Consider this common scenario. You come out of surgery only to face days of intense pain. Your doctor has prescribed morphine, which should be more than capable of killing the pain. The problem is that you are not getting enough.

Why is this happening? The main reason is that to kill pain in one part of the body, you have to take a drug that affects the entire body. And this can be risky. Because they can have serious side effects, doctors are reluctant to prescribe high doses of morphine and other powerful pain killers.

Many people with chronic pain from diseases such as arthritis have a related problem. They may feel pain on a daily basis. But if they take enough medicine to take care of that pain and they do it every day for months or even years, they may cause liver or other damage.

...[T]o kill pain in one part of the body, you have to take a drug that affects the entire body. And this can be risky.

A recent study by UCLA and Cambridge University, England, however, suggests that here may soon be an answer to this dilemma. At the November 8 Society for Neuroscience conference in New Orleans, La., researchers from these institutions reported a revolutionary advance in pain medicine that promises to deliver painkilling drugs exclusively to the affected area of the body. This would mean better pain relief with smaller doses and fewer side effects.

» Task to carry out
Write the next part of the article about delivering painkilling drugs only to the affected area of the body, starting right after its final sentence.

[Stored data]
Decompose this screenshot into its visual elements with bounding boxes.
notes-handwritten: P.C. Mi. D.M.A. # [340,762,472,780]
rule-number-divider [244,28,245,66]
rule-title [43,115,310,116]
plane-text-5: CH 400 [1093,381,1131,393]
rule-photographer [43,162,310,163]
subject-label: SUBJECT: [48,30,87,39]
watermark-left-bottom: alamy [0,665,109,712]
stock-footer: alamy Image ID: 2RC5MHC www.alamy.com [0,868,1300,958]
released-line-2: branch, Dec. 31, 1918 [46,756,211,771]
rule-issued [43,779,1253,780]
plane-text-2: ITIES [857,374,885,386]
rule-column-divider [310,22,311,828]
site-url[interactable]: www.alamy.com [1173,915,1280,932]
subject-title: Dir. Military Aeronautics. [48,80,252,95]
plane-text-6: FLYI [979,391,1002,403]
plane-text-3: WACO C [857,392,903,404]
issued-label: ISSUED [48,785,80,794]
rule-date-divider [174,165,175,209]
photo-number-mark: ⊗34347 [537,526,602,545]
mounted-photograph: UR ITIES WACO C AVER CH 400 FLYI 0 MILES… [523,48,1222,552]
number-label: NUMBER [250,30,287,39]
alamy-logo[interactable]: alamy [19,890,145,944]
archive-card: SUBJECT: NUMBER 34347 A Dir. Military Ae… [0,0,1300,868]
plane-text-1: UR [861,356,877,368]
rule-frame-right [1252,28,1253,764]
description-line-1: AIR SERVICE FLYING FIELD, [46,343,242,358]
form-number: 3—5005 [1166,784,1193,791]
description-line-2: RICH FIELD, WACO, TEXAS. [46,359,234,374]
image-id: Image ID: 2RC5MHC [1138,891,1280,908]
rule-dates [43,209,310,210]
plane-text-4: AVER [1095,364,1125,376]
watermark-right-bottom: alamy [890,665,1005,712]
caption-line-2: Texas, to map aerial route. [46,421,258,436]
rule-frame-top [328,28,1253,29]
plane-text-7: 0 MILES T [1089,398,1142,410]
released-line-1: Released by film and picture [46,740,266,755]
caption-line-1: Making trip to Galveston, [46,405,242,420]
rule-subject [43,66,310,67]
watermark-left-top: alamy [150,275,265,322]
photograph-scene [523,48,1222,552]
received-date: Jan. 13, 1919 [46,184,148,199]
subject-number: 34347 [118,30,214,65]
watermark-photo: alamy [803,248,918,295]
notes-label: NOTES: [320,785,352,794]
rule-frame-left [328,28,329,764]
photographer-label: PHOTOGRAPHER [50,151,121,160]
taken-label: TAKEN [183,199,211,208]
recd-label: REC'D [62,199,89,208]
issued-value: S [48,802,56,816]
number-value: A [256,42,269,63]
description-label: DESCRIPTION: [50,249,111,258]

» Answer
Current methods of pain treatment involve delivering painkillers into the blood stream. The pain medication then travels throughout a patient's system, affecting areas of the body far removed from their target.

Experimenting on animals using a method called "axonal transport," UCLA neurosurgeon Aaron Filler and his colleagues were able to deliver a pain drug to a specific part of the body using nerves as a conduit, instead of the bloodstream.

TheDoctor's Peter Barland, M.D., comments that "the idea of local pain control is certainly not new, since all nerve blocks are based on this principle. However, if drugs can be delivered to a specific part of the body via the nerves that connect that area to the spinal cord — and if this can be done without damaging those nerves — then I would see this as a major advance in pain control."

Filler says that with this new method of delivering pain medication, one shot given during surgery could kill the pain that a patient would normally feel for several days afterward. The painkillers would go only to the nerves involved in the surgery, eliminating common side effects of traditional pain treatment such as nausea, drowsiness and impaired breathing.

"This very complex design achieves something that, previously, was not thought possible," Filler said. "The way it works makes this the first truly 21st-century medication. These results are expected to lead to dozens of new medications that will solve difficult drug delivery problems in the treatment of conditions as varied as stroke, Alzheimer's disease, shingles and herpes."

Offering a caution, however, Dr. Barland points out that this discovery may prove more valuable in dealing with short-term pain than with chronic pain. "The origin of the pain from most chronic illness," he says, "is not usually limited to a specific part of the body and therefore might not be amenable to this type of therapy. It would also be important to know whether giving long-term, repeated injections of this type of analgesic to those with chronic pain might actually do some damage to the nervous system."

Reviewed by Peter Barland, M.D.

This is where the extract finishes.